- Directions -
Search the records for the word "this" and report each line that has it.
— Start Given data —
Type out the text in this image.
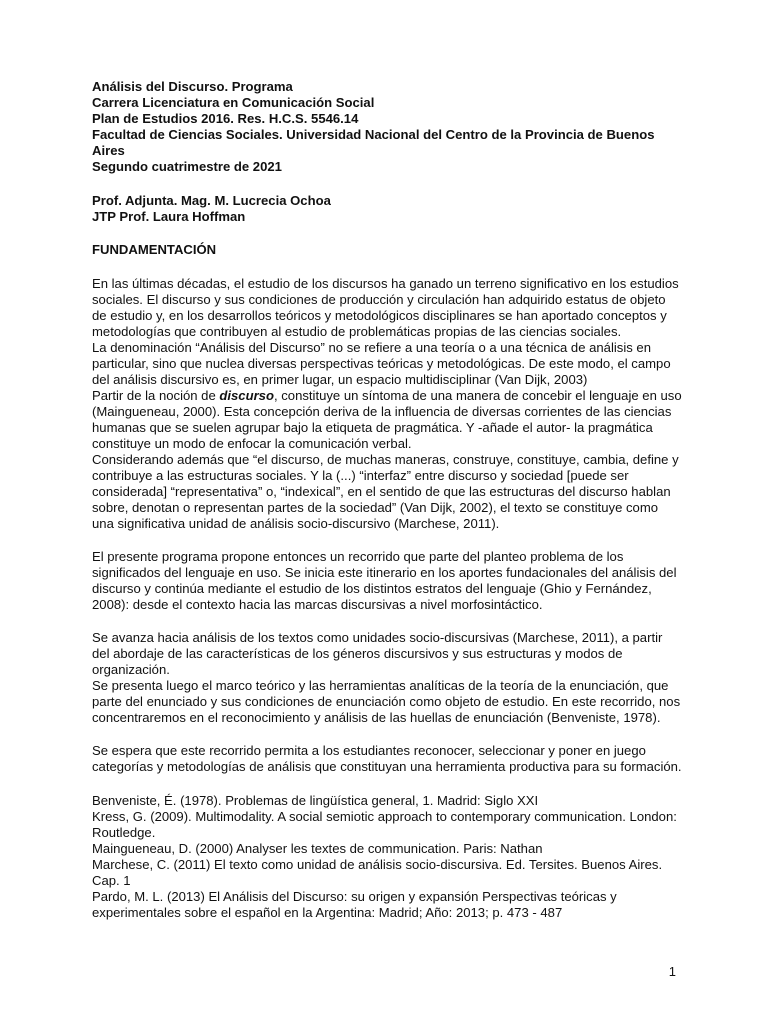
Análisis del Discurso. Programa
Carrera Licenciatura en Comunicación Social
Plan de Estudios 2016. Res. H.C.S. 5546.14
Facultad de Ciencias Sociales. Universidad Nacional del Centro de la Provincia de Buenos Aires
Segundo cuatrimestre de 2021
Prof. Adjunta. Mag. M. Lucrecia Ochoa
JTP Prof. Laura Hoffman
FUNDAMENTACIÓN

En las últimas décadas, el estudio de los discursos ha ganado un terreno significativo en los estudios sociales. El discurso y sus condiciones de producción y circulación han adquirido estatus de objeto de estudio y, en los desarrollos teóricos y metodológicos disciplinares se han aportado conceptos y metodologías que contribuyen al estudio de problemáticas propias de las ciencias sociales.

La denominación “Análisis del Discurso” no se refiere a una teoría o a una técnica de análisis en particular, sino que nuclea diversas perspectivas teóricas y metodológicas. De este modo, el campo del análisis discursivo es, en primer lugar, un espacio multidisciplinar (Van Dijk, 2003)

Partir de la noción de discurso, constituye un síntoma de una manera de concebir el lenguaje en uso (Maingueneau, 2000). Esta concepción deriva de la influencia de diversas corrientes de las ciencias humanas que se suelen agrupar bajo la etiqueta de pragmática. Y -añade el autor- la pragmática constituye un modo de enfocar la comunicación verbal.

Considerando además que “el discurso, de muchas maneras, construye, constituye, cambia, define y contribuye a las estructuras sociales. Y la (...) “interfaz” entre discurso y sociedad [puede ser considerada] “representativa” o, “indexical”, en el sentido de que las estructuras del discurso hablan sobre, denotan o representan partes de la sociedad” (Van Dijk, 2002), el texto se constituye como una significativa unidad de análisis socio-discursivo (Marchese, 2011).

El presente programa propone entonces un recorrido que parte del planteo problema de los significados del lenguaje en uso. Se inicia este itinerario en los aportes fundacionales del análisis del discurso y continúa mediante el estudio de los distintos estratos del lenguaje (Ghio y Fernández, 2008): desde el contexto hacia las marcas discursivas a nivel morfosintáctico.

Se avanza hacia análisis de los textos como unidades socio-discursivas (Marchese, 2011), a partir del abordaje de las características de los géneros discursivos y sus estructuras y modos de organización.

Se presenta luego el marco teórico y las herramientas analíticas de la teoría de la enunciación, que parte del enunciado y sus condiciones de enunciación como objeto de estudio. En este recorrido, nos concentraremos en el reconocimiento y análisis de las huellas de enunciación (Benveniste, 1978).

Se espera que este recorrido permita a los estudiantes reconocer, seleccionar y poner en juego categorías y metodologías de análisis que constituyan una herramienta productiva para su formación.

Benveniste, É. (1978). Problemas de lingüística general, 1. Madrid: Siglo XXI
Kress, G. (2009). Multimodality. A social semiotic approach to contemporary communication. London: Routledge.
Maingueneau, D. (2000) Analyser les textes de communication. Paris: Nathan
Marchese, C. (2011) El texto como unidad de análisis socio-discursiva. Ed. Tersites. Buenos Aires. Cap. 1
Pardo, M. L. (2013) El Análisis del Discurso: su origen y expansión Perspectivas teóricas y experimentales sobre el español en la Argentina: Madrid; Año: 2013; p. 473 - 487
1
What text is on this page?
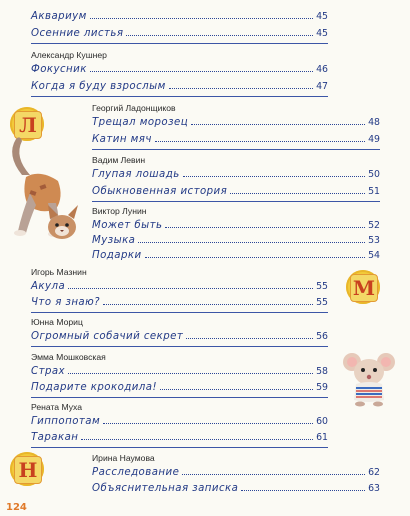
Л
М
Н
Аквариум	45
Осенние листья	45
Александр Кушнер
Фокусник	46
Когда я буду взрослым	47
Георгий Ладонщиков
Трещал морозец	48
Катин мяч	49
Вадим Левин
Глупая лошадь	50
Обыкновенная история	51
Виктор Лунин
Может быть	52
Музыка	53
Подарки	54
Игорь Мазнин
Акула	55
Что я знаю?	55
Юнна Мориц
Огромный собачий секрет	56
Эмма Мошковская
Страх	58
Подарите крокодила!	59
Рената Муха
Гиппопотам	60
Таракан	61
Ирина Наумова
Расследование	62
Объяснительная записка	63
124
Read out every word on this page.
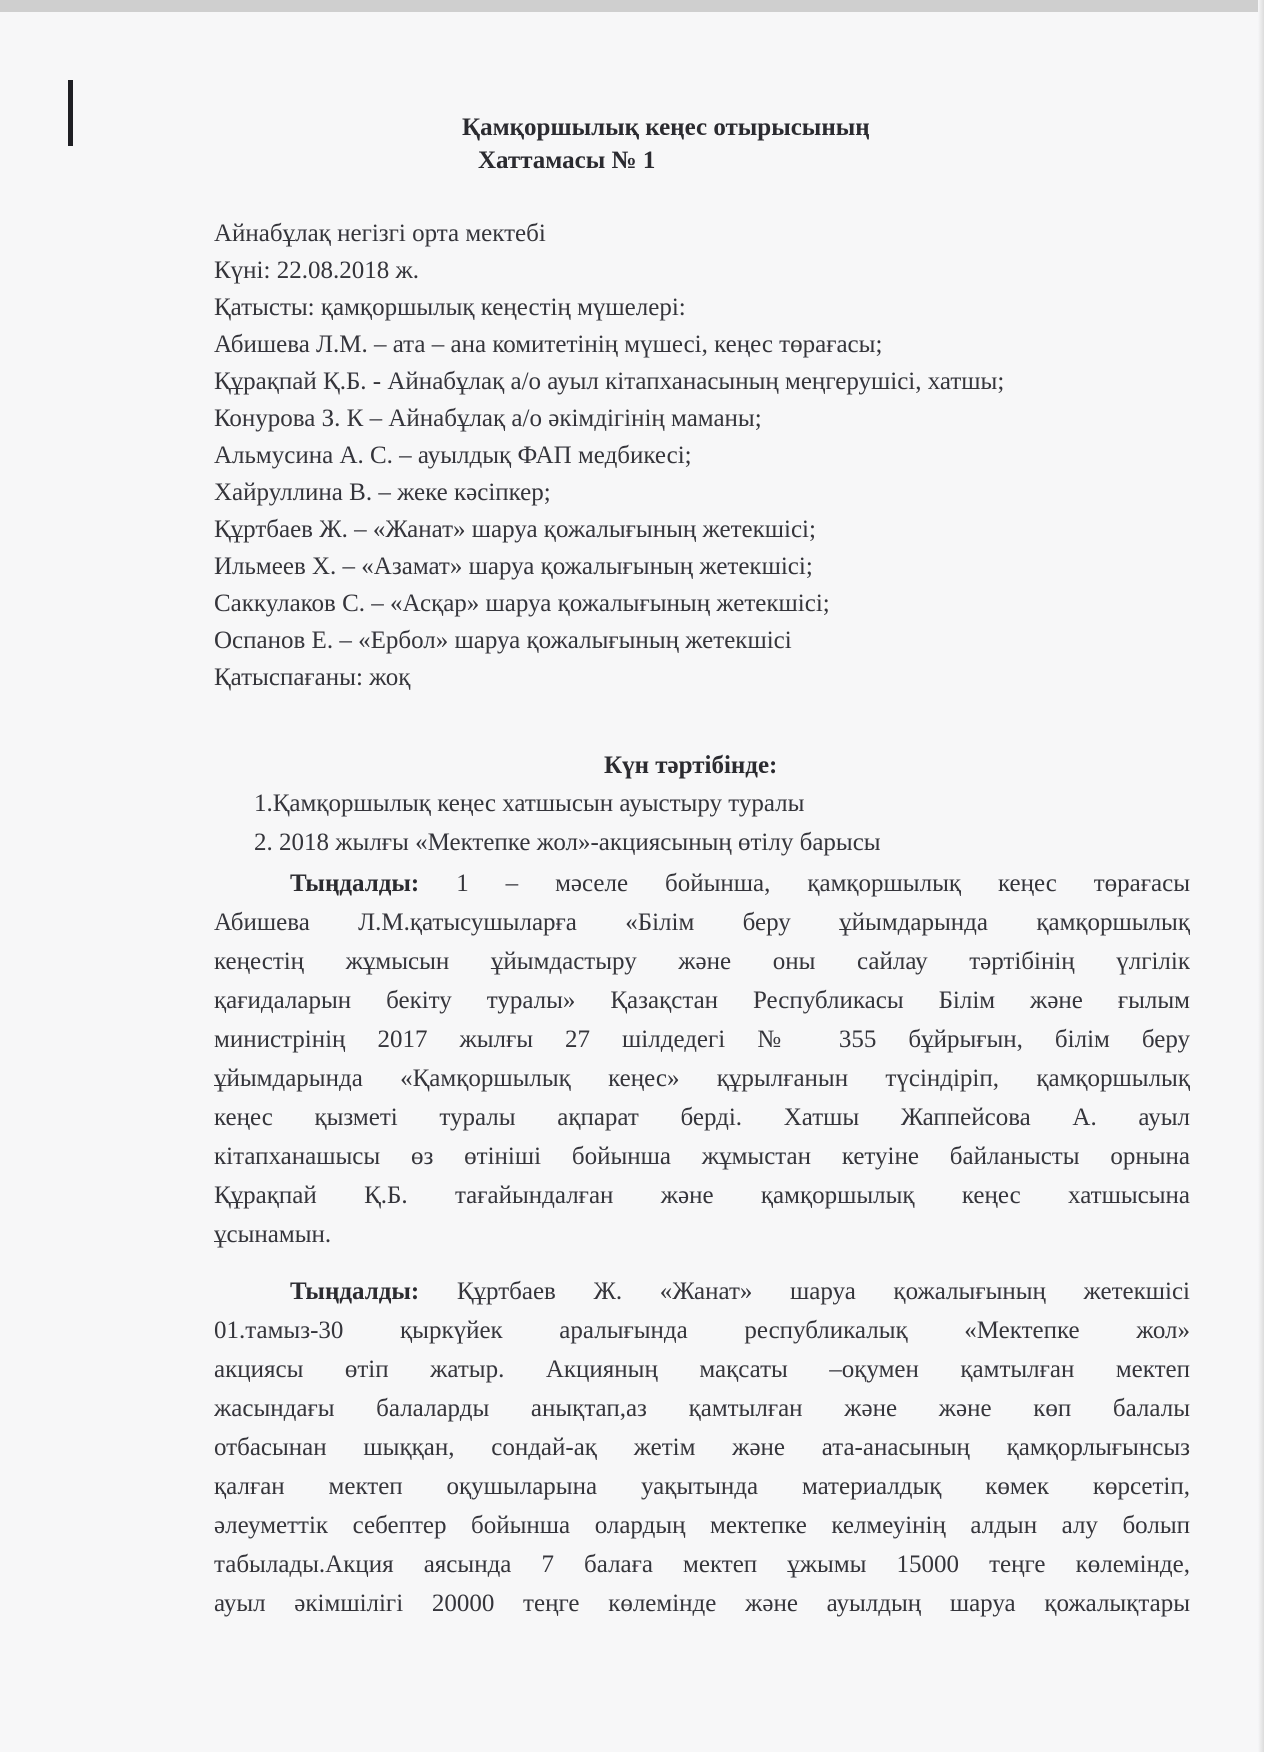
Қамқоршылық кеңес отырысының
Хаттамасы № 1
Айнабұлақ негізгі орта мектебі
Күні: 22.08.2018 ж.
Қатысты: қамқоршылық кеңестің мүшелері:
Абишева Л.М. – ата – ана комитетінің мүшесі, кеңес төрағасы;
Құрақпай Қ.Б. - Айнабұлақ а/о ауыл кітапханасының меңгерушісі, хатшы;
Конурова З. К – Айнабұлақ а/о әкімдігінің маманы;
Альмусина А. С. – ауылдық ФАП медбикесі;
Хайруллина В. – жеке кәсіпкер;
Құртбаев Ж. – «Жанат» шаруа қожалығының жетекшісі;
Ильмеев Х. – «Азамат» шаруа қожалығының жетекшісі;
Саккулаков С. – «Асқар» шаруа қожалығының жетекшісі;
Оспанов Е. – «Ербол» шаруа қожалығының жетекшісі
Қатыспағаны: жоқ
Күн тәртібінде:
1.Қамқоршылық кеңес хатшысын ауыстыру туралы
2. 2018 жылғы «Мектепке жол»-акциясының өтілу барысы
Тыңдалды: 1 – мәселе бойынша, қамқоршылық кеңес төрағасы
Абишева Л.М.қатысушыларға «Білім беру ұйымдарында қамқоршылық
кеңестің жұмысын ұйымдастыру және оны сайлау тәртібінің үлгілік
қағидаларын бекіту туралы» Қазақстан Республикасы Білім және ғылым
министрінің 2017 жылғы 27 шілдедегі № 355 бұйрығын, білім беру
ұйымдарында «Қамқоршылық кеңес» құрылғанын түсіндіріп, қамқоршылық
кеңес қызметі туралы ақпарат берді. Хатшы Жаппейсова А. ауыл
кітапханашысы өз өтініші бойынша жұмыстан кетуіне байланысты орнына
Құрақпай Қ.Б. тағайындалған және қамқоршылық кеңес хатшысына
ұсынамын.
Тыңдалды: Құртбаев Ж. «Жанат» шаруа қожалығының жетекшісі
01.тамыз-30 қыркүйек аралығында республикалық «Мектепке жол»
акциясы өтіп жатыр. Акцияның мақсаты –оқумен қамтылған мектеп
жасындағы балаларды анықтап,аз қамтылған және және көп балалы
отбасынан шыққан, сондай-ақ жетім және ата-анасының қамқорлығынсыз
қалған мектеп оқушыларына уақытында материалдық көмек көрсетіп,
әлеуметтік себептер бойынша олардың мектепке келмеуінің алдын алу болып
табылады.Акция аясында 7 балаға мектеп ұжымы 15000 теңге көлемінде,
ауыл әкімшілігі 20000 теңге көлемінде және ауылдың шаруа қожалықтары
— End Given data —
- Output below -
Type out the text in this image.
What text is on this page?
Read out every word on this page.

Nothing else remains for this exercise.